> **SUPPLIED MATERIAL**
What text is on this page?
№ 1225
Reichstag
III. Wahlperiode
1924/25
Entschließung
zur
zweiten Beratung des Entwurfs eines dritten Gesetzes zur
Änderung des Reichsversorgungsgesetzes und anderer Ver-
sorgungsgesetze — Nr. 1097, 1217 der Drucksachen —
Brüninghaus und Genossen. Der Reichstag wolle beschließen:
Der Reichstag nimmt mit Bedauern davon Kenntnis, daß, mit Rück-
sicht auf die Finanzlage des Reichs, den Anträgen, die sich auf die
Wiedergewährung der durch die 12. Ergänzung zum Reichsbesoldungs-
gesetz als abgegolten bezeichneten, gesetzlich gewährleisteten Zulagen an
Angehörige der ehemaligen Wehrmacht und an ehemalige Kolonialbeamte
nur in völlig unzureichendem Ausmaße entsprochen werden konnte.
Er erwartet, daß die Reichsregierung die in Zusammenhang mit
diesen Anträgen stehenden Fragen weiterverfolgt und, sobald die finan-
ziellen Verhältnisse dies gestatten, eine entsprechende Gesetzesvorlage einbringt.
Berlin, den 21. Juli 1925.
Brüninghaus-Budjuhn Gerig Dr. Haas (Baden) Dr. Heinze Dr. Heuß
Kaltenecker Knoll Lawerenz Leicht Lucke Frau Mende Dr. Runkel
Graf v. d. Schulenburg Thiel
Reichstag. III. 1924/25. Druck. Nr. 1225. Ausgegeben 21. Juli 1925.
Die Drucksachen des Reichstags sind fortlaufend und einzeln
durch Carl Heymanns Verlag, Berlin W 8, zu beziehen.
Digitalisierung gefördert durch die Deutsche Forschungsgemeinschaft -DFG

> **JOB**
Write out every line from the records above, word for word.

> **OUTPUT FOR THIS EXERCISE**
What text is on this page?
№ 1225
Reichstag
III. Wahlperiode
1924/25
Entschließung
zur
zweiten Beratung des Entwurfs eines dritten Gesetzes zur
Änderung des Reichsversorgungsgesetzes und anderer Ver-
sorgungsgesetze — Nr. 1097, 1217 der Drucksachen —
Brüninghaus und Genossen. Der Reichstag wolle beschließen:
Der Reichstag nimmt mit Bedauern davon Kenntnis, daß, mit Rück-
sicht auf die Finanzlage des Reichs, den Anträgen, die sich auf die
Wiedergewährung der durch die 12. Ergänzung zum Reichsbesoldungs-
gesetz als abgegolten bezeichneten, gesetzlich gewährleisteten Zulagen an
Angehörige der ehemaligen Wehrmacht und an ehemalige Kolonialbeamte
nur in völlig unzureichendem Ausmaße entsprochen werden konnte.
Er erwartet, daß die Reichsregierung die in Zusammenhang mit
diesen Anträgen stehenden Fragen weiterverfolgt und, sobald die finan-
ziellen Verhältnisse dies gestatten, eine entsprechende Gesetzesvorlage einbringt.
Berlin, den 21. Juli 1925.
Brüninghaus-Budjuhn Gerig Dr. Haas (Baden) Dr. Heinze Dr. Heuß
Kaltenecker Knoll Lawerenz Leicht Lucke Frau Mende Dr. Runkel
Graf v. d. Schulenburg Thiel
Reichstag. III. 1924/25. Druck. Nr. 1225. Ausgegeben 21. Juli 1925.
Die Drucksachen des Reichstags sind fortlaufend und einzeln
durch Carl Heymanns Verlag, Berlin W 8, zu beziehen.
Digitalisierung gefördert durch die Deutsche Forschungsgemeinschaft -DFG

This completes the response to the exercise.